* begin Supplied records *

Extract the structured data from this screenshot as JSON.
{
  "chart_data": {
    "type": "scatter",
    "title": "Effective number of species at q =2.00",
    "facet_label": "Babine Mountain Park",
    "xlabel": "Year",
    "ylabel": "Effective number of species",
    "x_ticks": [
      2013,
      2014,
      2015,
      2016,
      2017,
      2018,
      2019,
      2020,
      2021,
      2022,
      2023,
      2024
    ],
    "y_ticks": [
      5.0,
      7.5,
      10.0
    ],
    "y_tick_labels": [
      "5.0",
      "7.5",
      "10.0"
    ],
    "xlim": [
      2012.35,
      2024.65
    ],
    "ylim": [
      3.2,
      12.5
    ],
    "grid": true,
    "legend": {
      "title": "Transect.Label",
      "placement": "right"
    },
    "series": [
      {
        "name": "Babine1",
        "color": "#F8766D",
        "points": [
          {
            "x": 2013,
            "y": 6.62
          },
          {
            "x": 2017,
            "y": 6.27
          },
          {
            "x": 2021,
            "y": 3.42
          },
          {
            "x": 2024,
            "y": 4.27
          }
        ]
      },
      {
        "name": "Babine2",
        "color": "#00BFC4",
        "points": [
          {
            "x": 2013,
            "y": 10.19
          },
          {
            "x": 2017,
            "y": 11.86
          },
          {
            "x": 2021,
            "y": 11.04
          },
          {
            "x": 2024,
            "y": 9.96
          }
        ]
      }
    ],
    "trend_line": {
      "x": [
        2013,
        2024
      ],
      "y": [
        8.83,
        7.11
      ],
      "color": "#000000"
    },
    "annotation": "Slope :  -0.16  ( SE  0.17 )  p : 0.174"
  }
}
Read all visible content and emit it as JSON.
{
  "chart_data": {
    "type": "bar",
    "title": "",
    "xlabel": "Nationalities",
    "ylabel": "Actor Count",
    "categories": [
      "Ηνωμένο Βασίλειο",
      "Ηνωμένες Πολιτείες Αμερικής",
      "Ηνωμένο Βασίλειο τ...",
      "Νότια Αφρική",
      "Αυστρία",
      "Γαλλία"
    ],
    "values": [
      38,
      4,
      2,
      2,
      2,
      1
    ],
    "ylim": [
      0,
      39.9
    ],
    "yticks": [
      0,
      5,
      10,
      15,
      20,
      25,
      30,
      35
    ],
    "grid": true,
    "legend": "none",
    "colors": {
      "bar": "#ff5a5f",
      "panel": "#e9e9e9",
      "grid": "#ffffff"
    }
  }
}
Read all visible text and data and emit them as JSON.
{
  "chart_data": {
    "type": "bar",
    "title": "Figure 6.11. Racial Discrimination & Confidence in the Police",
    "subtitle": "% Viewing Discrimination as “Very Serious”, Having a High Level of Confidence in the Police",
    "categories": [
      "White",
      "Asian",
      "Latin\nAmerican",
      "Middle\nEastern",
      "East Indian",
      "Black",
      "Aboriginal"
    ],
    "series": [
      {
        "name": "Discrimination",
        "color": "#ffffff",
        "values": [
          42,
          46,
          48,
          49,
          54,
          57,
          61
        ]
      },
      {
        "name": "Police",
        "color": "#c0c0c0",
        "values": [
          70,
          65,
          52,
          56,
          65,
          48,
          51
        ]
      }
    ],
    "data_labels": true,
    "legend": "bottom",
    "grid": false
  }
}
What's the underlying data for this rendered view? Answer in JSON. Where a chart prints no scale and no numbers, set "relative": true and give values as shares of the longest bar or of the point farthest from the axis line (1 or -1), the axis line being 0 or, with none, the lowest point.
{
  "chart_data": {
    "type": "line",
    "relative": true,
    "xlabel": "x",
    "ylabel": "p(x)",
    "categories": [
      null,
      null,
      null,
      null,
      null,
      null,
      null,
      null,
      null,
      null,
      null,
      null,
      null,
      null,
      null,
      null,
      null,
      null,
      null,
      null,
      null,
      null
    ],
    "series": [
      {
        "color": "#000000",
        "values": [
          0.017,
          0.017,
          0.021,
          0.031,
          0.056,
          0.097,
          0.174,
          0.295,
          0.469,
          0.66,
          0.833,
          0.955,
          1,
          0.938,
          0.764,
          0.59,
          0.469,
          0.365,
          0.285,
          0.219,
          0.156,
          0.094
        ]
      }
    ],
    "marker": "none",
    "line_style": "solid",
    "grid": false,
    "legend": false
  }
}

* end Supplied records *

• _Task_
Type the material above out again, exactly.

• _Exercise answer_
Extract the structured data from this screenshot as JSON.
{
  "chart_data": {
    "type": "scatter",
    "title": "Effective number of species at q =2.00",
    "facet_label": "Babine Mountain Park",
    "xlabel": "Year",
    "ylabel": "Effective number of species",
    "x_ticks": [
      2013,
      2014,
      2015,
      2016,
      2017,
      2018,
      2019,
      2020,
      2021,
      2022,
      2023,
      2024
    ],
    "y_ticks": [
      5.0,
      7.5,
      10.0
    ],
    "y_tick_labels": [
      "5.0",
      "7.5",
      "10.0"
    ],
    "xlim": [
      2012.35,
      2024.65
    ],
    "ylim": [
      3.2,
      12.5
    ],
    "grid": true,
    "legend": {
      "title": "Transect.Label",
      "placement": "right"
    },
    "series": [
      {
        "name": "Babine1",
        "color": "#F8766D",
        "points": [
          {
            "x": 2013,
            "y": 6.62
          },
          {
            "x": 2017,
            "y": 6.27
          },
          {
            "x": 2021,
            "y": 3.42
          },
          {
            "x": 2024,
            "y": 4.27
          }
        ]
      },
      {
        "name": "Babine2",
        "color": "#00BFC4",
        "points": [
          {
            "x": 2013,
            "y": 10.19
          },
          {
            "x": 2017,
            "y": 11.86
          },
          {
            "x": 2021,
            "y": 11.04
          },
          {
            "x": 2024,
            "y": 9.96
          }
        ]
      }
    ],
    "trend_line": {
      "x": [
        2013,
        2024
      ],
      "y": [
        8.83,
        7.11
      ],
      "color": "#000000"
    },
    "annotation": "Slope :  -0.16  ( SE  0.17 )  p : 0.174"
  }
}
Read all visible content and emit it as JSON.
{
  "chart_data": {
    "type": "bar",
    "title": "",
    "xlabel": "Nationalities",
    "ylabel": "Actor Count",
    "categories": [
      "Ηνωμένο Βασίλειο",
      "Ηνωμένες Πολιτείες Αμερικής",
      "Ηνωμένο Βασίλειο τ...",
      "Νότια Αφρική",
      "Αυστρία",
      "Γαλλία"
    ],
    "values": [
      38,
      4,
      2,
      2,
      2,
      1
    ],
    "ylim": [
      0,
      39.9
    ],
    "yticks": [
      0,
      5,
      10,
      15,
      20,
      25,
      30,
      35
    ],
    "grid": true,
    "legend": "none",
    "colors": {
      "bar": "#ff5a5f",
      "panel": "#e9e9e9",
      "grid": "#ffffff"
    }
  }
}
Read all visible text and data and emit them as JSON.
{
  "chart_data": {
    "type": "bar",
    "title": "Figure 6.11. Racial Discrimination & Confidence in the Police",
    "subtitle": "% Viewing Discrimination as “Very Serious”, Having a High Level of Confidence in the Police",
    "categories": [
      "White",
      "Asian",
      "Latin\nAmerican",
      "Middle\nEastern",
      "East Indian",
      "Black",
      "Aboriginal"
    ],
    "series": [
      {
        "name": "Discrimination",
        "color": "#ffffff",
        "values": [
          42,
          46,
          48,
          49,
          54,
          57,
          61
        ]
      },
      {
        "name": "Police",
        "color": "#c0c0c0",
        "values": [
          70,
          65,
          52,
          56,
          65,
          48,
          51
        ]
      }
    ],
    "data_labels": true,
    "legend": "bottom",
    "grid": false
  }
}
What's the underlying data for this rendered view? Answer in JSON. Where a chart prints no scale and no numbers, set "relative": true and give values as shares of the longest bar or of the point farthest from the axis line (1 or -1), the axis line being 0 or, with none, the lowest point.
{
  "chart_data": {
    "type": "line",
    "relative": true,
    "xlabel": "x",
    "ylabel": "p(x)",
    "categories": [
      null,
      null,
      null,
      null,
      null,
      null,
      null,
      null,
      null,
      null,
      null,
      null,
      null,
      null,
      null,
      null,
      null,
      null,
      null,
      null,
      null,
      null
    ],
    "series": [
      {
        "color": "#000000",
        "values": [
          0.017,
          0.017,
          0.021,
          0.031,
          0.056,
          0.097,
          0.174,
          0.295,
          0.469,
          0.66,
          0.833,
          0.955,
          1,
          0.938,
          0.764,
          0.59,
          0.469,
          0.365,
          0.285,
          0.219,
          0.156,
          0.094
        ]
      }
    ],
    "marker": "none",
    "line_style": "solid",
    "grid": false,
    "legend": false
  }
}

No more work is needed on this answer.